EXERCISE DIRECTIONS => Select from the records below every line that has the word "title" in it.

RECORD SET =>
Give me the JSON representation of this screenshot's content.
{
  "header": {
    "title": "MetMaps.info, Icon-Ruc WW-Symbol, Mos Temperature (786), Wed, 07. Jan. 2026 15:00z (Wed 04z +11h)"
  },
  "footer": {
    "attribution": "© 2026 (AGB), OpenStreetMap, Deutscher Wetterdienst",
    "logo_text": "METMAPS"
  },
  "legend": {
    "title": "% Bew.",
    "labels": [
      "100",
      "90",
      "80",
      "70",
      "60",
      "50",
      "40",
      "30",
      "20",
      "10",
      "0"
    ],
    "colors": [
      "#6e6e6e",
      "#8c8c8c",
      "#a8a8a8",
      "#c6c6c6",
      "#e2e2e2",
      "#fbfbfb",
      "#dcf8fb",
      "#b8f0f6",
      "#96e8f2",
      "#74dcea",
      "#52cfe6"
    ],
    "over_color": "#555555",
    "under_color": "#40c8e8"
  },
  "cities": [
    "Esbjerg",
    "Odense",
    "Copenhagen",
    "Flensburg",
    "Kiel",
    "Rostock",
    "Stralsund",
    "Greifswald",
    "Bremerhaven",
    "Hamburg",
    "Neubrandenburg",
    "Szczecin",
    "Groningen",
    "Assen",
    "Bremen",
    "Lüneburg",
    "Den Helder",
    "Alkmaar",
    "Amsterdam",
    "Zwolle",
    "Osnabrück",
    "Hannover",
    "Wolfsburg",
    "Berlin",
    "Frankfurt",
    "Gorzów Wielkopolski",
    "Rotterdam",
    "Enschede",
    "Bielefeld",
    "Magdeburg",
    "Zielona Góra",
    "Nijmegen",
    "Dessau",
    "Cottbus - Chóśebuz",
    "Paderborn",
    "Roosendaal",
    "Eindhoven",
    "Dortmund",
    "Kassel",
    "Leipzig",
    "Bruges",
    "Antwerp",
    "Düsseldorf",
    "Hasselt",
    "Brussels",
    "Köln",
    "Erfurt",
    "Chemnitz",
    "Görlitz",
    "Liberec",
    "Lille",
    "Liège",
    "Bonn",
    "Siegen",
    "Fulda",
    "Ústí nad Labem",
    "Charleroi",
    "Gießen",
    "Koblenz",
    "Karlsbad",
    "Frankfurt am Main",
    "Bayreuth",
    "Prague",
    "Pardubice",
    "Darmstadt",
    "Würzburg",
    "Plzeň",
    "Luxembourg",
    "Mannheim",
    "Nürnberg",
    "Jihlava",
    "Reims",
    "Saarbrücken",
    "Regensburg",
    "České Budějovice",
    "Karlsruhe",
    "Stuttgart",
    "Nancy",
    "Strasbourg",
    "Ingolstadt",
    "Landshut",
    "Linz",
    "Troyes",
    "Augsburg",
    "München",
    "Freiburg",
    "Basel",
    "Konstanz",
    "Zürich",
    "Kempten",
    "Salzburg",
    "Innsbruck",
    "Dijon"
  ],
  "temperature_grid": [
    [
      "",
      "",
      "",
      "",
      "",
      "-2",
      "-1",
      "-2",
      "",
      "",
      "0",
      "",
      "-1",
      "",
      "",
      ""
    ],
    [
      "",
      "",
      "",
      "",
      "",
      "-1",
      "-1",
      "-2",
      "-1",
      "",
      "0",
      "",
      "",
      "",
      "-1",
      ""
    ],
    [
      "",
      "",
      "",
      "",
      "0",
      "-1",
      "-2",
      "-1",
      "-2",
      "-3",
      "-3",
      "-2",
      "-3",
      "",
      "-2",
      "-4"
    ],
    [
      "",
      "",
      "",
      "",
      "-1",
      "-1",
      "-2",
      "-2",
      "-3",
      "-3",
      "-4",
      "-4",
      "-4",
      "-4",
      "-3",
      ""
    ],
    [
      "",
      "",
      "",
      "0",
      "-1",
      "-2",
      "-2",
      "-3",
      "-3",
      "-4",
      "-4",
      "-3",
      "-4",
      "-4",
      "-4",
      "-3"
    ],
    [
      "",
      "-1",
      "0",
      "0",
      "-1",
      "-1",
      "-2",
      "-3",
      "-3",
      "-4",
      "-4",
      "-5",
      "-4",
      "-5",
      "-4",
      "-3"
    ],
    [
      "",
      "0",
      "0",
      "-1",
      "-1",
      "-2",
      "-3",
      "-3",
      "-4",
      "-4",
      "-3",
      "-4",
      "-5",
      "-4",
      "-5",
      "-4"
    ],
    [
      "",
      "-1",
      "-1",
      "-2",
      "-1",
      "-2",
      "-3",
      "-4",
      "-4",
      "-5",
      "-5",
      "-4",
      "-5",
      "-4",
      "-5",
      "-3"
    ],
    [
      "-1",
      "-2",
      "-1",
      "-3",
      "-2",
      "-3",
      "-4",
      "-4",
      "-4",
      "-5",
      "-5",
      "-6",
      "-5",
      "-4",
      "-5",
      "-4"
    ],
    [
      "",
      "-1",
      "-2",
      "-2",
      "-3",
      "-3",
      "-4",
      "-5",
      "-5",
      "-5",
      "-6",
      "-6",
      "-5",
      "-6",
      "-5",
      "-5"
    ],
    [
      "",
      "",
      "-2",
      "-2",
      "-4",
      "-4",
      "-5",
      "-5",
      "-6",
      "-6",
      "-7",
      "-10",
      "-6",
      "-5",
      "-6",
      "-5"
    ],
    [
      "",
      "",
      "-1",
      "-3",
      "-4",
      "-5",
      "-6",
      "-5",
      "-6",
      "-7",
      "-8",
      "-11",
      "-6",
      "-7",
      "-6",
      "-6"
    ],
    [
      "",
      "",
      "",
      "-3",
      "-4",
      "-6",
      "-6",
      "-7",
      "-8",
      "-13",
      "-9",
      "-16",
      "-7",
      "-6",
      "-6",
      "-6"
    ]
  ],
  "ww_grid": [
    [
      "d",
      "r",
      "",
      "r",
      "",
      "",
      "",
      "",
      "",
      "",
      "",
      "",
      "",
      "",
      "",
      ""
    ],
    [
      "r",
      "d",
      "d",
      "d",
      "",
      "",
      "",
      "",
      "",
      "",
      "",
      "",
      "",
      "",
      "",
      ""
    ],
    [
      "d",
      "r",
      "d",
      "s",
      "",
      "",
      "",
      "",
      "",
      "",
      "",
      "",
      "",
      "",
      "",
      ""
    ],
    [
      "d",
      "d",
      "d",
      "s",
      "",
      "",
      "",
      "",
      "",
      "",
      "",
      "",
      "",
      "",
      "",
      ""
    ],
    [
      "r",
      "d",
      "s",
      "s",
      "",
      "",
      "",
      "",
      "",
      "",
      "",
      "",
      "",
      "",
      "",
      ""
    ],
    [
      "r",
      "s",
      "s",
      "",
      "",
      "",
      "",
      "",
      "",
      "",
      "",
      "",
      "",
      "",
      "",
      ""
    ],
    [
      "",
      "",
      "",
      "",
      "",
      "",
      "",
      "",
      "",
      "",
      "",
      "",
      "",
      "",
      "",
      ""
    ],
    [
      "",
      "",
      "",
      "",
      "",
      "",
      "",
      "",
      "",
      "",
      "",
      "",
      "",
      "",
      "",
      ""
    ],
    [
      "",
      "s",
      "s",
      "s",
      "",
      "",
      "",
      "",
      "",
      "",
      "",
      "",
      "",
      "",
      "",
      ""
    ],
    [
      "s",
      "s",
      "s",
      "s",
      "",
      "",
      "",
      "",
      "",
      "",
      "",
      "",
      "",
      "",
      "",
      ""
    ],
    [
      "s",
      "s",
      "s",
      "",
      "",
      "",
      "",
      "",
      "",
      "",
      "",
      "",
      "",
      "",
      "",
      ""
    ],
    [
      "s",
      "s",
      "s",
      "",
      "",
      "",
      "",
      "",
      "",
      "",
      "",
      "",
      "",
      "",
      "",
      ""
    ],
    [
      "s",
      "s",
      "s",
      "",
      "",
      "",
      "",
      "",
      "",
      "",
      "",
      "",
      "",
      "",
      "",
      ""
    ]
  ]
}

SOLUTION TO THIS EXERCISE =>
    "title": "MetMaps.info, Icon-Ruc WW-Symbol, Mos Temperature (786), Wed, 07. Jan. 2026 15:00z (Wed 04z +11h)"
    "title": "% Bew.",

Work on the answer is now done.